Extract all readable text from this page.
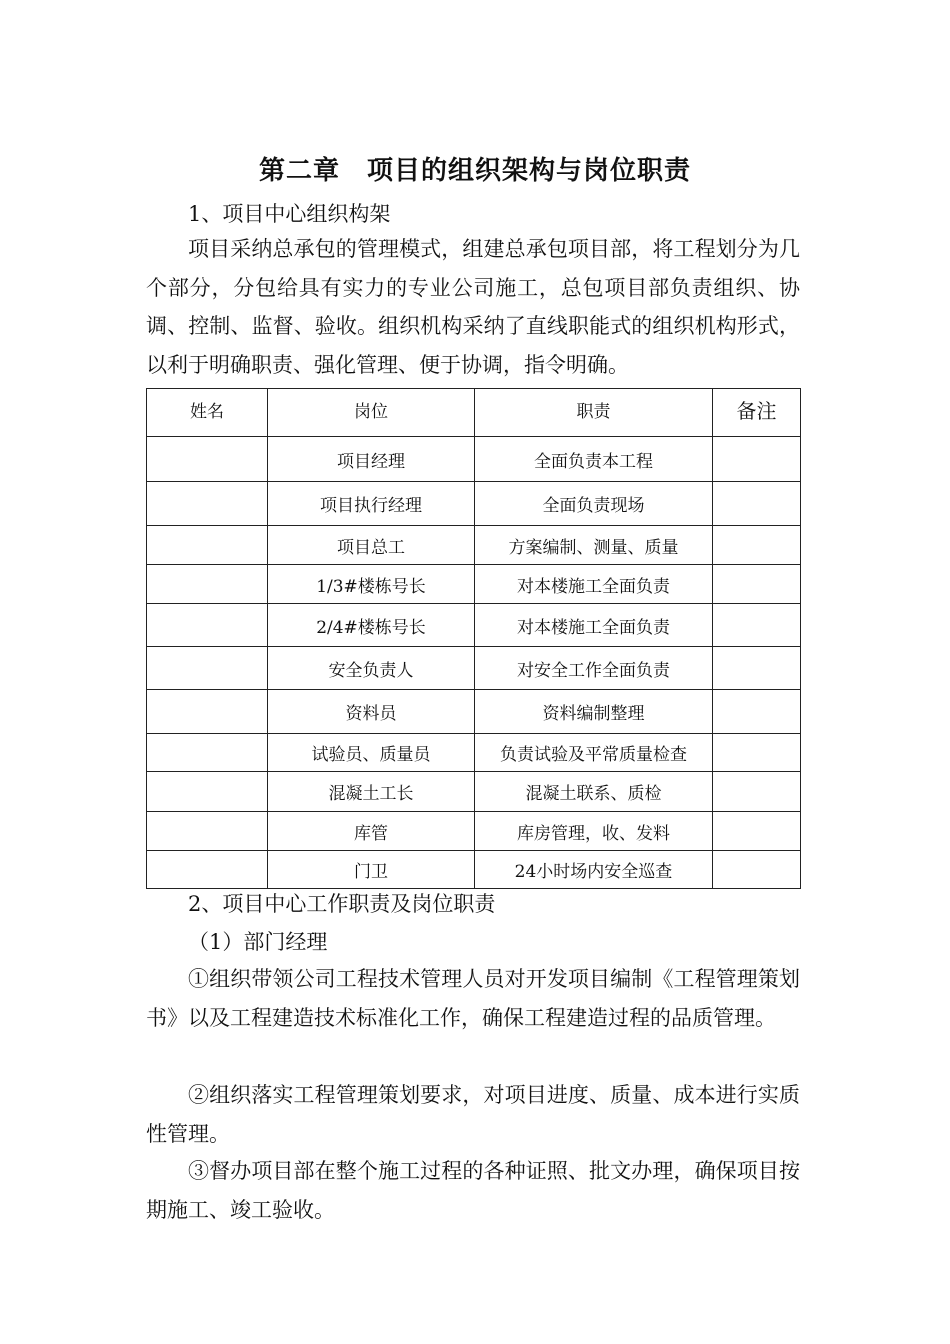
第二章　项目的组织架构与岗位职责
1、项目中心组织构架

项目采纳总承包的管理模式，组建总承包项目部，将工程划分为几个部分，分包给具有实力的专业公司施工，总包项目部负责组织、协调、控制、监督、验收。组织机构采纳了直线职能式的组织机构形式，以利于明确职责、强化管理、便于协调，指令明确。

姓名	岗位	职责	备注
	项目经理	全面负责本工程	
	项目执行经理	全面负责现场	
	项目总工	方案编制、测量、质量	
	1/3#楼栋号长	对本楼施工全面负责	
	2/4#楼栋号长	对本楼施工全面负责	
	安全负责人	对安全工作全面负责	
	资料员	资料编制整理	
	试验员、质量员	负责试验及平常质量检查	
	混凝土工长	混凝土联系、质检	
	库管	库房管理，收、发料	
	门卫	24小时场内安全巡查	
2、项目中心工作职责及岗位职责
（1）部门经理

①组织带领公司工程技术管理人员对开发项目编制《工程管理策划书》以及工程建造技术标准化工作，确保工程建造过程的品质管理。

②组织落实工程管理策划要求，对项目进度、质量、成本进行实质性管理。

③督办项目部在整个施工过程的各种证照、批文办理，确保项目按期施工、竣工验收。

════════════════

_Task_. Each record above should come back exactly the same, only without its pictures.

_Task result_.
Extract all readable text from this page.
第二章　项目的组织架构与岗位职责
1、项目中心组织构架

项目采纳总承包的管理模式，组建总承包项目部，将工程划分为几个部分，分包给具有实力的专业公司施工，总包项目部负责组织、协调、控制、监督、验收。组织机构采纳了直线职能式的组织机构形式，以利于明确职责、强化管理、便于协调，指令明确。

姓名	岗位	职责	备注
	项目经理	全面负责本工程	
	项目执行经理	全面负责现场	
	项目总工	方案编制、测量、质量	
	1/3#楼栋号长	对本楼施工全面负责	
	2/4#楼栋号长	对本楼施工全面负责	
	安全负责人	对安全工作全面负责	
	资料员	资料编制整理	
	试验员、质量员	负责试验及平常质量检查	
	混凝土工长	混凝土联系、质检	
	库管	库房管理，收、发料	
	门卫	24小时场内安全巡查	
2、项目中心工作职责及岗位职责
（1）部门经理

①组织带领公司工程技术管理人员对开发项目编制《工程管理策划书》以及工程建造技术标准化工作，确保工程建造过程的品质管理。

②组织落实工程管理策划要求，对项目进度、质量、成本进行实质性管理。

③督办项目部在整个施工过程的各种证照、批文办理，确保项目按期施工、竣工验收。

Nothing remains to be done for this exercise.